Saved data entries
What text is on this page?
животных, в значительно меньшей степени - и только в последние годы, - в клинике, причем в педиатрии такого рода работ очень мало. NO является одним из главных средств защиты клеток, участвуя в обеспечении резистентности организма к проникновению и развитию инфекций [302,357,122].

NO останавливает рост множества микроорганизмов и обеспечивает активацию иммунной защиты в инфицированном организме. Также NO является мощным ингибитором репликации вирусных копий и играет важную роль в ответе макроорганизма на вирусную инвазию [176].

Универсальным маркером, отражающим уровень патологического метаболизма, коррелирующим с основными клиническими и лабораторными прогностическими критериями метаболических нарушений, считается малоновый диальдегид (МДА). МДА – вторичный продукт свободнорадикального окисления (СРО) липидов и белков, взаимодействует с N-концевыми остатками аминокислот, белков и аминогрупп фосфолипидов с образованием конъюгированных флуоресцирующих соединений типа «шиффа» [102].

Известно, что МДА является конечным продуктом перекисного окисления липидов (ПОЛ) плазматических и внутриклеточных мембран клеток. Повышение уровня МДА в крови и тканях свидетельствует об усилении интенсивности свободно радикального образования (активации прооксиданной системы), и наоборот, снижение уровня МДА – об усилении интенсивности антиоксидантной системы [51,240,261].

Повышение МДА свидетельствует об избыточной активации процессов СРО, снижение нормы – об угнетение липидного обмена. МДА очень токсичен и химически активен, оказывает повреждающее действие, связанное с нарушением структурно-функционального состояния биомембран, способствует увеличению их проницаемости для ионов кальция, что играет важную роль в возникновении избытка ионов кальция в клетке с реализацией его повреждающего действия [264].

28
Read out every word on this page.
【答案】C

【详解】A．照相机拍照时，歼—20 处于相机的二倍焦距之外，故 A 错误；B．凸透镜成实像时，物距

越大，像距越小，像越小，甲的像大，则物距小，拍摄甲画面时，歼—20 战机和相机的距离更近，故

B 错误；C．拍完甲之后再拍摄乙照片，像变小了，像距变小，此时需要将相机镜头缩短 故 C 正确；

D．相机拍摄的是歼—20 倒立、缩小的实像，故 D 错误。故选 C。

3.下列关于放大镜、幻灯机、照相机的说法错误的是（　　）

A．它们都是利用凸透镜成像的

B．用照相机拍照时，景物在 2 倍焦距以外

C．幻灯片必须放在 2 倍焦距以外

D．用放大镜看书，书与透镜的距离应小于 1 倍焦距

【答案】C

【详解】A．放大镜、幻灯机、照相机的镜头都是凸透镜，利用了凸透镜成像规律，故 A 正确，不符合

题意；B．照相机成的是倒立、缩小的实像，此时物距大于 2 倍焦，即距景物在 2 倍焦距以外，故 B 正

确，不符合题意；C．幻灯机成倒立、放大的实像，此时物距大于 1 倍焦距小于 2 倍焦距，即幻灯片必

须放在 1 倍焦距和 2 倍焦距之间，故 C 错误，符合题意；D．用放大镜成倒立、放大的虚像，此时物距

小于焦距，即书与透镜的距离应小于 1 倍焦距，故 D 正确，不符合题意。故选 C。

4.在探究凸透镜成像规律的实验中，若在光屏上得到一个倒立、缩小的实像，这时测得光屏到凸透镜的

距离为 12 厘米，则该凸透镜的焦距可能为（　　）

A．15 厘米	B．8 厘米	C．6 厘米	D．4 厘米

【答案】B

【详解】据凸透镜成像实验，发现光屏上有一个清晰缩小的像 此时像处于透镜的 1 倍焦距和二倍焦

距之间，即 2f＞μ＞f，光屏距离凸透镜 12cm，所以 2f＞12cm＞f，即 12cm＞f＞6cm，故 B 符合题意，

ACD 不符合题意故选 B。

• **AIM OF THE TASK**:
Reproduce the material in full, with no word added or dropped.

• **THE OUTPUT**:
What text is on this page?
животных, в значительно меньшей степени - и только в последние годы, - в клинике, причем в педиатрии такого рода работ очень мало. NO является одним из главных средств защиты клеток, участвуя в обеспечении резистентности организма к проникновению и развитию инфекций [302,357,122].

NO останавливает рост множества микроорганизмов и обеспечивает активацию иммунной защиты в инфицированном организме. Также NO является мощным ингибитором репликации вирусных копий и играет важную роль в ответе макроорганизма на вирусную инвазию [176].

Универсальным маркером, отражающим уровень патологического метаболизма, коррелирующим с основными клиническими и лабораторными прогностическими критериями метаболических нарушений, считается малоновый диальдегид (МДА). МДА – вторичный продукт свободнорадикального окисления (СРО) липидов и белков, взаимодействует с N-концевыми остатками аминокислот, белков и аминогрупп фосфолипидов с образованием конъюгированных флуоресцирующих соединений типа «шиффа» [102].

Известно, что МДА является конечным продуктом перекисного окисления липидов (ПОЛ) плазматических и внутриклеточных мембран клеток. Повышение уровня МДА в крови и тканях свидетельствует об усилении интенсивности свободно радикального образования (активации прооксиданной системы), и наоборот, снижение уровня МДА – об усилении интенсивности антиоксидантной системы [51,240,261].

Повышение МДА свидетельствует об избыточной активации процессов СРО, снижение нормы – об угнетение липидного обмена. МДА очень токсичен и химически активен, оказывает повреждающее действие, связанное с нарушением структурно-функционального состояния биомембран, способствует увеличению их проницаемости для ионов кальция, что играет важную роль в возникновении избытка ионов кальция в клетке с реализацией его повреждающего действия [264].

28
Read out every word on this page.
【答案】C

【详解】A．照相机拍照时，歼—20 处于相机的二倍焦距之外，故 A 错误；B．凸透镜成实像时，物距

越大，像距越小，像越小，甲的像大，则物距小，拍摄甲画面时，歼—20 战机和相机的距离更近，故

B 错误；C．拍完甲之后再拍摄乙照片，像变小了，像距变小，此时需要将相机镜头缩短 故 C 正确；

D．相机拍摄的是歼—20 倒立、缩小的实像，故 D 错误。故选 C。

3.下列关于放大镜、幻灯机、照相机的说法错误的是（　　）

A．它们都是利用凸透镜成像的

B．用照相机拍照时，景物在 2 倍焦距以外

C．幻灯片必须放在 2 倍焦距以外

D．用放大镜看书，书与透镜的距离应小于 1 倍焦距

【答案】C

【详解】A．放大镜、幻灯机、照相机的镜头都是凸透镜，利用了凸透镜成像规律，故 A 正确，不符合

题意；B．照相机成的是倒立、缩小的实像，此时物距大于 2 倍焦，即距景物在 2 倍焦距以外，故 B 正

确，不符合题意；C．幻灯机成倒立、放大的实像，此时物距大于 1 倍焦距小于 2 倍焦距，即幻灯片必

须放在 1 倍焦距和 2 倍焦距之间，故 C 错误，符合题意；D．用放大镜成倒立、放大的虚像，此时物距

小于焦距，即书与透镜的距离应小于 1 倍焦距，故 D 正确，不符合题意。故选 C。

4.在探究凸透镜成像规律的实验中，若在光屏上得到一个倒立、缩小的实像，这时测得光屏到凸透镜的

距离为 12 厘米，则该凸透镜的焦距可能为（　　）

A．15 厘米	B．8 厘米	C．6 厘米	D．4 厘米

【答案】B

【详解】据凸透镜成像实验，发现光屏上有一个清晰缩小的像 此时像处于透镜的 1 倍焦距和二倍焦

距之间，即 2f＞μ＞f，光屏距离凸透镜 12cm，所以 2f＞12cm＞f，即 12cm＞f＞6cm，故 B 符合题意，

ACD 不符合题意故选 B。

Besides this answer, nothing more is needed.